### PASSAGE GIVEN
In the 4th (Cook PVI +14 Republican)- most likely to have GOP on GOP general election as Tom McClintock’s opposition in the primary is fellow Republican Art Moore and an independent candidate. Thus, no endorsement is necessary here.
In the 7th (Cook PVI EVEN)- Democrat Ami Bera currently occupies this seat and is a target of the GOP. If there was ever a vulnerable Democrat in California, this is the district. Three Republicans will be vying to take him on: Igor Birman, Elizabeth Emken and Doug Ose. Ami Bera is perhaps one of the most moderate Democrats in the House. Therefore, a moderate Republican stands a chance against him. Assuming Bera will be one candidate in November, the best GOP opposition is Doug Ose.
8th District (Cook PVI +10 Republican)- could produce two GOP candidates in November in incumbent Paul Cook and challenger Paul Hannosh. Cook is one of the most “moderate” members of the House according to Govtrack (seriously, check it out). Assuming Cook is one candidate in November, then I would support Paul Hannosh here.
9th District (Cook PVI +6 Democratic)- Democrat Jerry McNerney is the incumbent and seems to have a target on his back every cycle yet he prevails. Electability is the deciding factor here among the three Republicans in the mix and that person may be Tony Amador.
16th District (Cook PVI +7 Democratic)- Democrat Jim Costa currently represents this district and is a relative moderate in the House. Still, if this is a GOP wave year, Republican Steve Tacherra has the best chance to unseat Costa.
18th District (Cook PVI +18 Democratic)- The seat is occupied by Democrat Anna Eshoo. There is enough in the stances or resumes of all three Republican candidates to dismiss them all. Richard Fox, who describes himself as a libertarian Republican, had me until it came to his stance on abortion. In the other areas like education and health care, his stances are fine (education- parental choice and local control; health care- do away with Obamacare). However, his pro-choice stance really grates. Given the lack of information on the other candidates, this writer is withholding any endorsement.
22nd District (Cook PVI +10 Republican)- Incumbent Devin Nunes faces a GOP and Democratic candidate in the primary. This writer sees no need to shift course here and since Nunes will likely advance to the general election regardless, there is no downside to endorsing his GOP opponent thus ensuring this seat remains in GOP control, even if his proposals are Utopian.
24th District (Cook PVI +4 Democratic)- This seat is currently occupied by Democrat Lois Capps. In such a low PVI-rated district, Capps may be too liberal thus making her vulnerable. If you want to go with an electable moderate, then your man is Justin Fareed. However, the one candidate (he failed in 2012 for the House race and in 1998 for the state assembly) that most matches my beliefs is Chris Mitchum (yes- the son of Robert Mitchum). Since Capps is not really a target and because she is so far to the left, why not run the most conservative alternative? There is nothing to really lose here.

### GIVEN REQUEST 1
Condense the paragraph beginning "In the 7th (Cook PVI EVEN)" from the passage on California House races into a short bulleted list that keeps its main facts.
The passage on California House races and the rows come from separate, unrelated sources.

(Spatial annotation entries)
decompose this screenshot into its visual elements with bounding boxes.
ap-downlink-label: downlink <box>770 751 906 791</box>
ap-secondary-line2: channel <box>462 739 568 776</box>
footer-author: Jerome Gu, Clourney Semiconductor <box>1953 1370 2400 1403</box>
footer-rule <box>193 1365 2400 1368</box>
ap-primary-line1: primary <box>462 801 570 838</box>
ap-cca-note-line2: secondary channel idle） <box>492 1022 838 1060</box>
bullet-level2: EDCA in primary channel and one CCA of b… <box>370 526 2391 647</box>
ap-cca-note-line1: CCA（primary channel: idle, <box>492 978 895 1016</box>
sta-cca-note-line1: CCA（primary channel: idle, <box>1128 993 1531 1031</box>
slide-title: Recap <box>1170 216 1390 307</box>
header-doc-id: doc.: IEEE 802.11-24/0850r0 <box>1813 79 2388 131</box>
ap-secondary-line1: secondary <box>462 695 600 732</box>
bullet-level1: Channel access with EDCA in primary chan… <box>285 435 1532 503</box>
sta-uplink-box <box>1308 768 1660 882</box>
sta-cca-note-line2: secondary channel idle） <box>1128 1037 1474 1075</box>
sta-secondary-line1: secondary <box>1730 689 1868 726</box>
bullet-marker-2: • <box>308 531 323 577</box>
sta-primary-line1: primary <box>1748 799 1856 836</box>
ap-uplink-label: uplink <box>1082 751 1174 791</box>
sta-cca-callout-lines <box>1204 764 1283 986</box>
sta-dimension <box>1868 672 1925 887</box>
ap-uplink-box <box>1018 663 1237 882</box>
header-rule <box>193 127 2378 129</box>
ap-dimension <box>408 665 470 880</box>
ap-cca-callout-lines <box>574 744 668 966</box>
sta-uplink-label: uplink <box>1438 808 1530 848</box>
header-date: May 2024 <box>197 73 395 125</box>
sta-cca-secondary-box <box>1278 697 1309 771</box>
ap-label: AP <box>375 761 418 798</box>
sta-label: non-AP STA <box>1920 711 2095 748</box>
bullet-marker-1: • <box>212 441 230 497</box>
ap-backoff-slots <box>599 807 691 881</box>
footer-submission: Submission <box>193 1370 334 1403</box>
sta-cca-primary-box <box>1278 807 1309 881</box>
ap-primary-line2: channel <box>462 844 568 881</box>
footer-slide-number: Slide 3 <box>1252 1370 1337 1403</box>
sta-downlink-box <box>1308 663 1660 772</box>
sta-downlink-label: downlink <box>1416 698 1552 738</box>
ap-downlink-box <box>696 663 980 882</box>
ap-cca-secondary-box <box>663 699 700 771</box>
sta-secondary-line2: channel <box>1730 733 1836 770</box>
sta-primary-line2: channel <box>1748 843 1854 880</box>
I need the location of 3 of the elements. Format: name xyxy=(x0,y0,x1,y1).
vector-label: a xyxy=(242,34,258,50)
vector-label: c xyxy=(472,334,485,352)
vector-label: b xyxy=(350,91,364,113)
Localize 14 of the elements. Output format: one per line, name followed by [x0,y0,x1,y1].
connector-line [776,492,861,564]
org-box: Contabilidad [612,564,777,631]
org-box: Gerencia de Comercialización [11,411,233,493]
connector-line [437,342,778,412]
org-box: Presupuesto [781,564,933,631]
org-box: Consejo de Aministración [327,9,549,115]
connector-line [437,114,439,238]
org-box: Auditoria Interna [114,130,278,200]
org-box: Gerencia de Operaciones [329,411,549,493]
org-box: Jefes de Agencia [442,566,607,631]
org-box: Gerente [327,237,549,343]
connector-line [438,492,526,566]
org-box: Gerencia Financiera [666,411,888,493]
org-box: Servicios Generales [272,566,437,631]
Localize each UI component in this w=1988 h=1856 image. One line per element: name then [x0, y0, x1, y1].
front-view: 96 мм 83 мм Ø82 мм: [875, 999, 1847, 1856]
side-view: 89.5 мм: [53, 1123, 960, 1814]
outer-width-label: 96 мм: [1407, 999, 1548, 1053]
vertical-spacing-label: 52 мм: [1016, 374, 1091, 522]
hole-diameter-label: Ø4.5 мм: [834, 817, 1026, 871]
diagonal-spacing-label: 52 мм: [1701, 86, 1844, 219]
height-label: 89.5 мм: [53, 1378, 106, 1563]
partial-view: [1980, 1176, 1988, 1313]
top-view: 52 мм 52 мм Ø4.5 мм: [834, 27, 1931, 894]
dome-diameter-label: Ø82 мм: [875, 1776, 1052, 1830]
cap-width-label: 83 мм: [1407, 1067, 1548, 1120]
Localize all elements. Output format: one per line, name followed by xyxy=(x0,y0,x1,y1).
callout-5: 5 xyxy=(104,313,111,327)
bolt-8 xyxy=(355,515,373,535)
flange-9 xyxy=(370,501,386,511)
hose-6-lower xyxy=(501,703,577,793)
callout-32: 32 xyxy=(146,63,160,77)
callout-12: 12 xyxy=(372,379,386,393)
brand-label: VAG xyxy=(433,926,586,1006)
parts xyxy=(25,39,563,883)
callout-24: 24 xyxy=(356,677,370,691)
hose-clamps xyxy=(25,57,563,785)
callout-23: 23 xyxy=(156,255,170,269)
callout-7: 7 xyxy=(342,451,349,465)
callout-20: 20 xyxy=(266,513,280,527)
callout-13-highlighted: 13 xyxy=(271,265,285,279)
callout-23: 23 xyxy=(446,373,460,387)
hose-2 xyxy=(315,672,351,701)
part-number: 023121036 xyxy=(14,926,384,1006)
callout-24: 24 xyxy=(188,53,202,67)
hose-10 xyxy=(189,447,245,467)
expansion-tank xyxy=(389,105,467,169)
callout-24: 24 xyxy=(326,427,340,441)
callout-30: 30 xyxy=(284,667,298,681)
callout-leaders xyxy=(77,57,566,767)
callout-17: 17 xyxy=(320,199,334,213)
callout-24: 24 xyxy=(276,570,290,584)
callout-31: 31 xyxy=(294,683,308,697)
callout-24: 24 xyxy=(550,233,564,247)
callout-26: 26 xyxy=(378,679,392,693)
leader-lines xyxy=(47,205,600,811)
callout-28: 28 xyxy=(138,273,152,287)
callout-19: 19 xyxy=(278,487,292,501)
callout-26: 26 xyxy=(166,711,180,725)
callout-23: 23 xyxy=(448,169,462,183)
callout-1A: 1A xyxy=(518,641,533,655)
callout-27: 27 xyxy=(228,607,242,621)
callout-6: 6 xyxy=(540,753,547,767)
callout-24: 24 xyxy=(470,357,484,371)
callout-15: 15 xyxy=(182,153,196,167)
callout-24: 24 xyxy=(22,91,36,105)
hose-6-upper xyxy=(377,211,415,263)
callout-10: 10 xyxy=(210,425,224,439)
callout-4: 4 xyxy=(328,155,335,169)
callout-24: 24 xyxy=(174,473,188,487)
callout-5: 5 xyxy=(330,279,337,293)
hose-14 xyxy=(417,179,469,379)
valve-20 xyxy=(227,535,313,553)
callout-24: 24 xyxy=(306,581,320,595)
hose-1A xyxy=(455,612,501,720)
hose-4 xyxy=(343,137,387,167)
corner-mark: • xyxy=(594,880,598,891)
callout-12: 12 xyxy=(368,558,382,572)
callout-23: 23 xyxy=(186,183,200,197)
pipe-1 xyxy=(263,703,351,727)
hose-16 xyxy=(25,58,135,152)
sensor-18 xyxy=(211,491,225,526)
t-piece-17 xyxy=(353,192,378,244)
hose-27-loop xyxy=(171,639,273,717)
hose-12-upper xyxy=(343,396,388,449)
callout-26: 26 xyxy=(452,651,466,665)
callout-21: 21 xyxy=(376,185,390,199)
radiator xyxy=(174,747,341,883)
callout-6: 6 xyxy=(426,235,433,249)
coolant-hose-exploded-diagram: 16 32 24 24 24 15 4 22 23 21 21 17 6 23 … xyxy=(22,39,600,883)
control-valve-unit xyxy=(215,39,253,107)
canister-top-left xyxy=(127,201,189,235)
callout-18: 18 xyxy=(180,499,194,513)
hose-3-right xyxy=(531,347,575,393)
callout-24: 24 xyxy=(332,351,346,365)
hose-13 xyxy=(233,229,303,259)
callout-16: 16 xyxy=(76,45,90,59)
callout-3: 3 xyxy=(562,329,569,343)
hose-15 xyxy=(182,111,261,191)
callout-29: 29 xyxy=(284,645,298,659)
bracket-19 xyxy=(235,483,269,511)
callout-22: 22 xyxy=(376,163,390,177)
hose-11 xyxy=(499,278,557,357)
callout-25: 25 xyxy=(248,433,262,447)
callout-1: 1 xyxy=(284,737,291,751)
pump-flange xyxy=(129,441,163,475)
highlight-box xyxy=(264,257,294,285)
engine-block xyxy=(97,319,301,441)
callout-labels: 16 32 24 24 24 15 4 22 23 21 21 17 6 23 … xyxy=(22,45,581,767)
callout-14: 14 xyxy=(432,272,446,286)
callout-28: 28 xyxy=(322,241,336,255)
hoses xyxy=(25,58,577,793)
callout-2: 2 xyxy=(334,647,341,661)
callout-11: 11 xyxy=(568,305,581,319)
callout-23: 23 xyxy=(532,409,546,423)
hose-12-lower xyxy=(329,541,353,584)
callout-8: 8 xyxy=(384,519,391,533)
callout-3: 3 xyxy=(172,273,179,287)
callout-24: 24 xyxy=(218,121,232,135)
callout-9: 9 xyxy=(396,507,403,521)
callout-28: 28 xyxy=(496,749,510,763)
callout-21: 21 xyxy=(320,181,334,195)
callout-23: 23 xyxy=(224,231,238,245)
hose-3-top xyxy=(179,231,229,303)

### GIVEN REQUEST 2
Transcribe the rows from the very first one up to and including the row containing "header-doc-id: doc.: IEEE".

### WRITTEN ANSWER 1
- District: the 7th, Cook PVI EVEN, held by Democrat Ami Bera, a GOP target.
- Called the district with the most vulnerable Democrat in California.
- Republican contenders: Igor Birman, Elizabeth Emken and Doug Ose.
- Bera is among the most moderate House Democrats, so a moderate Republican has a chance against him.
- Pick: assuming Bera is on the November ballot, Doug Ose is the best GOP opponent.

### WRITTEN ANSWER 2
decompose this screenshot into its visual elements with bounding boxes.
ap-downlink-label: downlink <box>770 751 906 791</box>
ap-secondary-line2: channel <box>462 739 568 776</box>
footer-author: Jerome Gu, Clourney Semiconductor <box>1953 1370 2400 1403</box>
footer-rule <box>193 1365 2400 1368</box>
ap-primary-line1: primary <box>462 801 570 838</box>
ap-cca-note-line2: secondary channel idle） <box>492 1022 838 1060</box>
bullet-level2: EDCA in primary channel and one CCA of b… <box>370 526 2391 647</box>
ap-cca-note-line1: CCA（primary channel: idle, <box>492 978 895 1016</box>
sta-cca-note-line1: CCA（primary channel: idle, <box>1128 993 1531 1031</box>
slide-title: Recap <box>1170 216 1390 307</box>
header-doc-id: doc.: IEEE 802.11-24/0850r0 <box>1813 79 2388 131</box>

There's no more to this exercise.